--- Data supplied ---
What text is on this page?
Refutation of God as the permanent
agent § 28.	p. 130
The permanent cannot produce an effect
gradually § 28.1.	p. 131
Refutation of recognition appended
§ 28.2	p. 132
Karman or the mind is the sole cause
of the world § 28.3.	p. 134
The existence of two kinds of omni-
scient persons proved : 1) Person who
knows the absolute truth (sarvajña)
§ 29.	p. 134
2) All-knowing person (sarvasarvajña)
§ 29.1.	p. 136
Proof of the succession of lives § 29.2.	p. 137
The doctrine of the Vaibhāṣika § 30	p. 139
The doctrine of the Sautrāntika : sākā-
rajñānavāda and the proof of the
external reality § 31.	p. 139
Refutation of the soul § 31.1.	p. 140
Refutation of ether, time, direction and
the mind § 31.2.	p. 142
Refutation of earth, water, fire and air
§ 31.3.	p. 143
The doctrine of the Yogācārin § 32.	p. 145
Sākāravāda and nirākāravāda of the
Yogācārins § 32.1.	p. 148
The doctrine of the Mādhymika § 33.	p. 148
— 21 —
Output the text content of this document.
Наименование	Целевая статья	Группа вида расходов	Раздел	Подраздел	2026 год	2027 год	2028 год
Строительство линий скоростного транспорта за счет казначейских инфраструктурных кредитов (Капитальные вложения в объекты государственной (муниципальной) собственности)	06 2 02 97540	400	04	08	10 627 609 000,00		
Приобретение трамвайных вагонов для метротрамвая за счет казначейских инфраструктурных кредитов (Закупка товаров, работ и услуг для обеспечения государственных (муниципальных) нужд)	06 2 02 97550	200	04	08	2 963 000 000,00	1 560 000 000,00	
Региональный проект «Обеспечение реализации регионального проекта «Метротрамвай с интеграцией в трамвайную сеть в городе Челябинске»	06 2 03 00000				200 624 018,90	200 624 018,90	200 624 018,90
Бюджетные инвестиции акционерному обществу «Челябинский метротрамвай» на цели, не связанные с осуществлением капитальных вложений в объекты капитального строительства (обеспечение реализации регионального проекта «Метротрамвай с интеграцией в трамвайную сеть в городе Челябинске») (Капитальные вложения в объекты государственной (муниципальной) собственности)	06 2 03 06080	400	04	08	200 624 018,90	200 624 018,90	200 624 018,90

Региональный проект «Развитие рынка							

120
---
Select the lines from the entries that include the word "городе".

Региональный проект «Обеспечение реализации регионального проекта «Метротрамвай с интеграцией в трамвайную сеть в городе Челябинске»	06 2 03 00000				200 624 018,90	200 624 018,90	200 624 018,90
Бюджетные инвестиции акционерному обществу «Челябинский метротрамвай» на цели, не связанные с осуществлением капитальных вложений в объекты капитального строительства (обеспечение реализации регионального проекта «Метротрамвай с интеграцией в трамвайную сеть в городе Челябинске») (Капитальные вложения в объекты государственной (муниципальной) собственности)	06 2 03 06080	400	04	08	200 624 018,90	200 624 018,90	200 624 018,90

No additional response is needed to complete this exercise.